## Provided entries
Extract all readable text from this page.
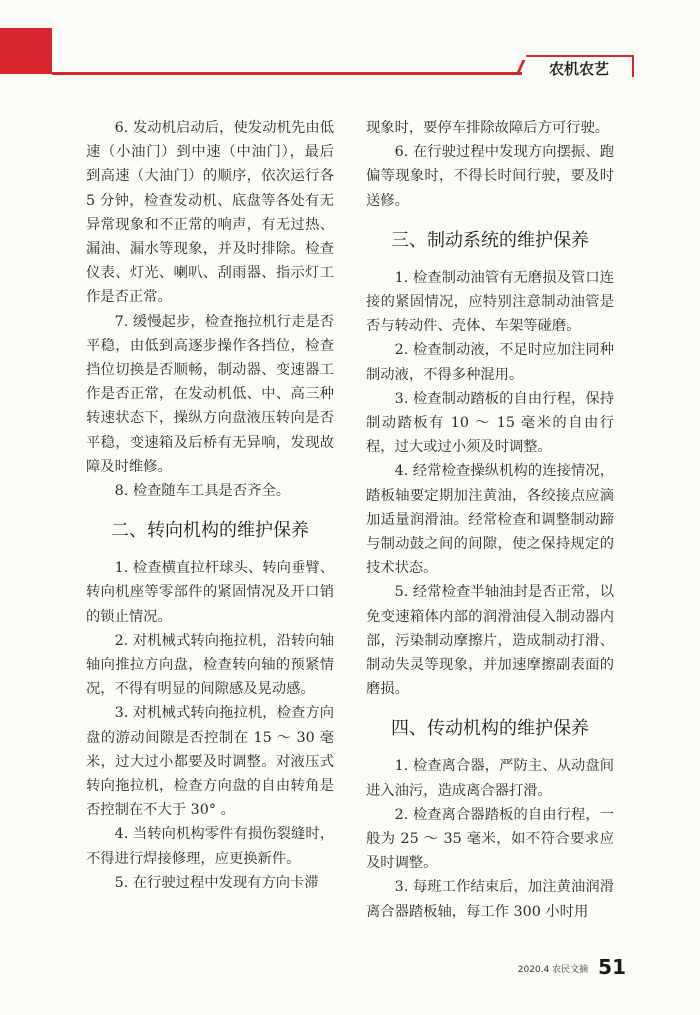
农机农艺

6. 发动机启动后，使发动机先由低速（小油门）到中速（中油门），最后到高速（大油门）的顺序，依次运行各 5 分钟，检查发动机、底盘等各处有无异常现象和不正常的响声，有无过热、漏油、漏水等现象，并及时排除。检查仪表、灯光、喇叭、刮雨器、指示灯工作是否正常。

7. 缓慢起步，检查拖拉机行走是否平稳，由低到高逐步操作各挡位，检查挡位切换是否顺畅，制动器、变速器工作是否正常，在发动机低、中、高三种转速状态下，操纵方向盘液压转向是否平稳，变速箱及后桥有无异响，发现故障及时维修。

8. 检查随车工具是否齐全。

二、转向机构的维护保养

1. 检查横直拉杆球头、转向垂臂、转向机座等零部件的紧固情况及开口销的锁止情况。

2. 对机械式转向拖拉机，沿转向轴轴向推拉方向盘，检查转向轴的预紧情况，不得有明显的间隙感及晃动感。

3. 对机械式转向拖拉机，检查方向盘的游动间隙是否控制在 15 ～ 30 毫米，过大过小都要及时调整。对液压式转向拖拉机，检查方向盘的自由转角是否控制在不大于 30° 。

4. 当转向机构零件有损伤裂缝时，不得进行焊接修理，应更换新件。

5. 在行驶过程中发现有方向卡滞

现象时，要停车排除故障后方可行驶。

6. 在行驶过程中发现方向摆振、跑偏等现象时，不得长时间行驶，要及时送修。

三、制动系统的维护保养

1. 检查制动油管有无磨损及管口连接的紧固情况，应特别注意制动油管是否与转动件、壳体、车架等碰磨。

2. 检查制动液，不足时应加注同种制动液，不得多种混用。

3. 检查制动踏板的自由行程，保持制动踏板有 10 ～ 15 毫米的自由行程，过大或过小须及时调整。

4. 经常检查操纵机构的连接情况，踏板轴要定期加注黄油，各绞接点应滴加适量润滑油。经常检查和调整制动蹄与制动鼓之间的间隙，使之保持规定的技术状态。

5. 经常检查半轴油封是否正常，以免变速箱体内部的润滑油侵入制动器内部，污染制动摩擦片，造成制动打滑、制动失灵等现象，并加速摩擦副表面的磨损。

四、传动机构的维护保养

1. 检查离合器，严防主、从动盘间进入油污，造成离合器打滑。

2. 检查离合器踏板的自由行程，一般为 25 ～ 35 毫米，如不符合要求应及时调整。

3. 每班工作结束后，加注黄油润滑离合器踏板轴，每工作 300 小时用

2020.4 农民文摘 51
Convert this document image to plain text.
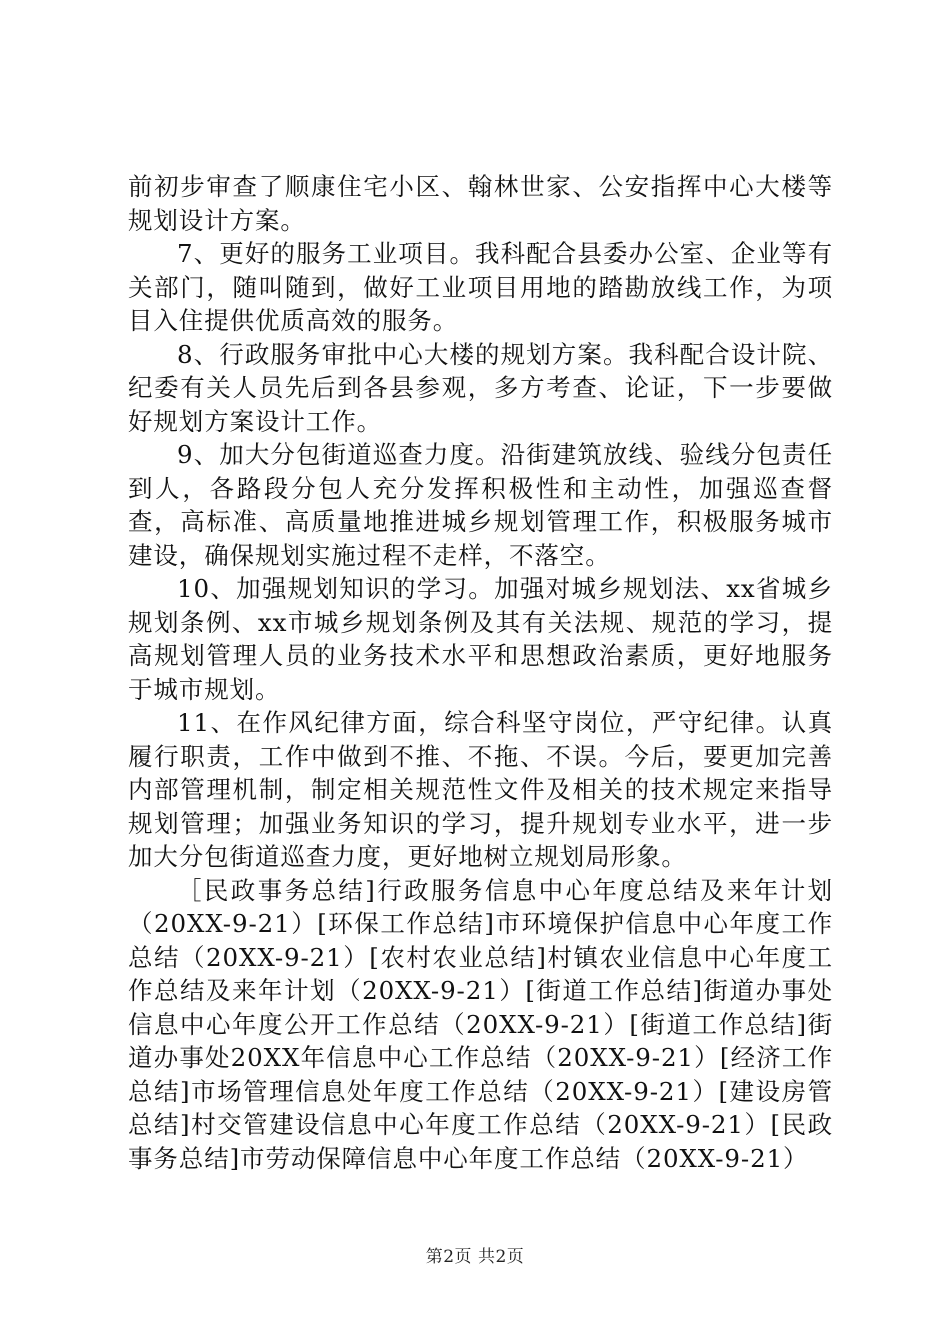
前初步审查了顺康住宅小区、翰林世家、公安指挥中心大楼等规划设计方案。

7、更好的服务工业项目。我科配合县委办公室、企业等有关部门，随叫随到，做好工业项目用地的踏勘放线工作，为项目入住提供优质高效的服务。

8、行政服务审批中心大楼的规划方案。我科配合设计院、纪委有关人员先后到各县参观，多方考查、论证，下一步要做好规划方案设计工作。

9、加大分包街道巡查力度。沿街建筑放线、验线分包责任到人，各路段分包人充分发挥积极性和主动性，加强巡查督查，高标准、高质量地推进城乡规划管理工作，积极服务城市建设，确保规划实施过程不走样，不落空。

10、加强规划知识的学习。加强对城乡规划法、xx省城乡规划条例、xx市城乡规划条例及其有关法规、规范的学习，提高规划管理人员的业务技术水平和思想政治素质，更好地服务于城市规划。

11、在作风纪律方面，综合科坚守岗位，严守纪律。认真履行职责，工作中做到不推、不拖、不误。今后，要更加完善内部管理机制，制定相关规范性文件及相关的技术规定来指导规划管理；加强业务知识的学习，提升规划专业水平，进一步加大分包街道巡查力度，更好地树立规划局形象。

［民政事务总结]行政服务信息中心年度总结及来年计划（20XX-9-21）[环保工作总结]市环境保护信息中心年度工作总结（20XX-9-21）[农村农业总结]村镇农业信息中心年度工作总结及来年计划（20XX-9-21）[街道工作总结]街道办事处信息中心年度公开工作总结（20XX-9-21）[街道工作总结]街道办事处20XX年信息中心工作总结（20XX-9-21）[经济工作总结]市场管理信息处年度工作总结（20XX-9-21）[建设房管总结]村交管建设信息中心年度工作总结（20XX-9-21）[民政事务总结]市劳动保障信息中心年度工作总结（20XX-9-21）

第2页 共2页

## Exercise aim
The lines to be quoted run from the line containing "Convert this document image to plain text." through the end of the entries above, both included; quote them exactly and leave out any pictures.

## Response to this task
Convert this document image to plain text.
前初步审查了顺康住宅小区、翰林世家、公安指挥中心大楼等规划设计方案。

7、更好的服务工业项目。我科配合县委办公室、企业等有关部门，随叫随到，做好工业项目用地的踏勘放线工作，为项目入住提供优质高效的服务。

8、行政服务审批中心大楼的规划方案。我科配合设计院、纪委有关人员先后到各县参观，多方考查、论证，下一步要做好规划方案设计工作。

9、加大分包街道巡查力度。沿街建筑放线、验线分包责任到人，各路段分包人充分发挥积极性和主动性，加强巡查督查，高标准、高质量地推进城乡规划管理工作，积极服务城市建设，确保规划实施过程不走样，不落空。

10、加强规划知识的学习。加强对城乡规划法、xx省城乡规划条例、xx市城乡规划条例及其有关法规、规范的学习，提高规划管理人员的业务技术水平和思想政治素质，更好地服务于城市规划。

11、在作风纪律方面，综合科坚守岗位，严守纪律。认真履行职责，工作中做到不推、不拖、不误。今后，要更加完善内部管理机制，制定相关规范性文件及相关的技术规定来指导规划管理；加强业务知识的学习，提升规划专业水平，进一步加大分包街道巡查力度，更好地树立规划局形象。

［民政事务总结]行政服务信息中心年度总结及来年计划（20XX-9-21）[环保工作总结]市环境保护信息中心年度工作总结（20XX-9-21）[农村农业总结]村镇农业信息中心年度工作总结及来年计划（20XX-9-21）[街道工作总结]街道办事处信息中心年度公开工作总结（20XX-9-21）[街道工作总结]街道办事处20XX年信息中心工作总结（20XX-9-21）[经济工作总结]市场管理信息处年度工作总结（20XX-9-21）[建设房管总结]村交管建设信息中心年度工作总结（20XX-9-21）[民政事务总结]市劳动保障信息中心年度工作总结（20XX-9-21）

第2页 共2页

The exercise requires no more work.